Problem to solve | Find all lines in the listing that include the word "Registered", then copy them.

Stored rows |
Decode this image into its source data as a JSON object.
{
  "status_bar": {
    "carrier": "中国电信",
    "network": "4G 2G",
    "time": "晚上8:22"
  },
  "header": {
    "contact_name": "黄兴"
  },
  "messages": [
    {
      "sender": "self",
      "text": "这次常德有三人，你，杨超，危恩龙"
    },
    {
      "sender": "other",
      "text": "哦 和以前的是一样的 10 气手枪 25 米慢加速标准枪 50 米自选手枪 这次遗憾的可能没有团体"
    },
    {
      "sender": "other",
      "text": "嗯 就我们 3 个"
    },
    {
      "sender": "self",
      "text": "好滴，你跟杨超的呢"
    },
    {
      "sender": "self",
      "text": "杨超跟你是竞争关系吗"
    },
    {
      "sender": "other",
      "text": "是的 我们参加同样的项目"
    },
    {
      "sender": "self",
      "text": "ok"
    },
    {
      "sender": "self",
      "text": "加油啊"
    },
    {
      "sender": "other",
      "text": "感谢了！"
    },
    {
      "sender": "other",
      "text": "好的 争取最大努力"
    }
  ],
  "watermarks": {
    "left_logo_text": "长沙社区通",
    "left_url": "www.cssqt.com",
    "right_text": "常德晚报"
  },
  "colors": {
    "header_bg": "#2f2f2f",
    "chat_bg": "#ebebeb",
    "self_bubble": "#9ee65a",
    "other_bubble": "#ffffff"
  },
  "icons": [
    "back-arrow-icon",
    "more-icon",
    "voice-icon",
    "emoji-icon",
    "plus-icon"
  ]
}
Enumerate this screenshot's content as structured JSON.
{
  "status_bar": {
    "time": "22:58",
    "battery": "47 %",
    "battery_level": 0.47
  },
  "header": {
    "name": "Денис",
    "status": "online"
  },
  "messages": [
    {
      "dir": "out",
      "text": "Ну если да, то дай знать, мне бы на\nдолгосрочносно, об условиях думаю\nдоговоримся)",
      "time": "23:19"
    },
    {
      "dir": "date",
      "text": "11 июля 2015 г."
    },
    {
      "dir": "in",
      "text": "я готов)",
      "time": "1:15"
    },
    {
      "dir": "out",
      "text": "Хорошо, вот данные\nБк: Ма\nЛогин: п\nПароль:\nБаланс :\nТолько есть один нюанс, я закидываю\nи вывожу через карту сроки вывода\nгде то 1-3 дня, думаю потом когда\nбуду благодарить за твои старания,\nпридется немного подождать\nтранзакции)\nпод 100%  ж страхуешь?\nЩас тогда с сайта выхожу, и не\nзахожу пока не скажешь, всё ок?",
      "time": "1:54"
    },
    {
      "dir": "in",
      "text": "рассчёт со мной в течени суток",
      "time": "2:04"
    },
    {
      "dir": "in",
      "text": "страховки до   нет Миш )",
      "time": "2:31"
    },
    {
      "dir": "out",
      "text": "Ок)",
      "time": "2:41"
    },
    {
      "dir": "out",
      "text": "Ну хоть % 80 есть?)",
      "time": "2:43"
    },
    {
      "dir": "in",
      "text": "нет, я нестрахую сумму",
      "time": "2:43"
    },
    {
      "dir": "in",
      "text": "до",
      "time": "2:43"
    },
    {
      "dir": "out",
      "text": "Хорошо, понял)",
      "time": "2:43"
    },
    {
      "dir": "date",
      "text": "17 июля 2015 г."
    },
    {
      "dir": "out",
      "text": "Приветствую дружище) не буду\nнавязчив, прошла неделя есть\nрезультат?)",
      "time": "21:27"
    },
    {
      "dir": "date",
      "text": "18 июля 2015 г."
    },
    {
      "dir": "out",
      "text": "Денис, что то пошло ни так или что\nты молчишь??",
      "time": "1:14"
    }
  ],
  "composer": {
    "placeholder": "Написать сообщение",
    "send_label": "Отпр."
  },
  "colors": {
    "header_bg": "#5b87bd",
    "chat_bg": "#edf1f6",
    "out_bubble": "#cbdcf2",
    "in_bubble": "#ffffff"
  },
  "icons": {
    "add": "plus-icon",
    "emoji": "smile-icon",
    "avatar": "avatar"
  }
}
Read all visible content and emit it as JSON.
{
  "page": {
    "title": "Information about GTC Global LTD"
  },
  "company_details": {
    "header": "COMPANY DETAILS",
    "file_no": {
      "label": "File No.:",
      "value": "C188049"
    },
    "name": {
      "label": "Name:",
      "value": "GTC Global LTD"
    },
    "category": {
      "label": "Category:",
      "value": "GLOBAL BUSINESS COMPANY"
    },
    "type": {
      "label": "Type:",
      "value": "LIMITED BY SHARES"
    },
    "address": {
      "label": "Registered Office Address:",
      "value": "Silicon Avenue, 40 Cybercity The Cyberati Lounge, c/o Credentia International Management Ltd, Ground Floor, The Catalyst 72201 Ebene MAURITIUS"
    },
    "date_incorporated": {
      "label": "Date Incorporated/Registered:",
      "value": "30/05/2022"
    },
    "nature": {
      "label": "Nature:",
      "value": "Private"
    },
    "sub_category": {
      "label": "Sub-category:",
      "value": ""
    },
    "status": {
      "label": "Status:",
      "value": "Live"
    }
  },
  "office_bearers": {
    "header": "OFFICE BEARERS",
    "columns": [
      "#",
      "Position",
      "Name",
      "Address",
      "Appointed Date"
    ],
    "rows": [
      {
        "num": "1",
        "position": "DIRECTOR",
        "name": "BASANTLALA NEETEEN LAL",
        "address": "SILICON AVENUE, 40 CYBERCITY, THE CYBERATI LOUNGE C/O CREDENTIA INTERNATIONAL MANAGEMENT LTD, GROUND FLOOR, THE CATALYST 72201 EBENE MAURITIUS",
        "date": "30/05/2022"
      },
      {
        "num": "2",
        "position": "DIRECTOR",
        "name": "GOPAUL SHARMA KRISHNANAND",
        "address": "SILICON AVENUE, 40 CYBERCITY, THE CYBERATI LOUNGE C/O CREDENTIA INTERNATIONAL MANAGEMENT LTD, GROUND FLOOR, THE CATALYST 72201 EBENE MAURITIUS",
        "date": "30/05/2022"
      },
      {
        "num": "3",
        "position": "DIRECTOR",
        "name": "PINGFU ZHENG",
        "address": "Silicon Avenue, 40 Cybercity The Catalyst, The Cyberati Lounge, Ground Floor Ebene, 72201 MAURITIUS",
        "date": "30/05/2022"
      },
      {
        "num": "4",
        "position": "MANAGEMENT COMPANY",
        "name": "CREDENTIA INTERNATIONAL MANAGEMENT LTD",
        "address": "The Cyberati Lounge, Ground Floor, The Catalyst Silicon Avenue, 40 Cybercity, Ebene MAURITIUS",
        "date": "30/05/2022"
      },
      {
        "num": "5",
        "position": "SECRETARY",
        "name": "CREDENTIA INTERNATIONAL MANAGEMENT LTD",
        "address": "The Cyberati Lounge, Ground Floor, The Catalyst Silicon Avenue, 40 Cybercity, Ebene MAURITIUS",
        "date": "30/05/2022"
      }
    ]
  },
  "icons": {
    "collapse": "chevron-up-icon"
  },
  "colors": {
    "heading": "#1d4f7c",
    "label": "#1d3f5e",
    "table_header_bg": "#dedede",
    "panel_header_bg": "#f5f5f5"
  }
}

Full response |
      "label": "Registered Office Address:",
      "label": "Date Incorporated/Registered:",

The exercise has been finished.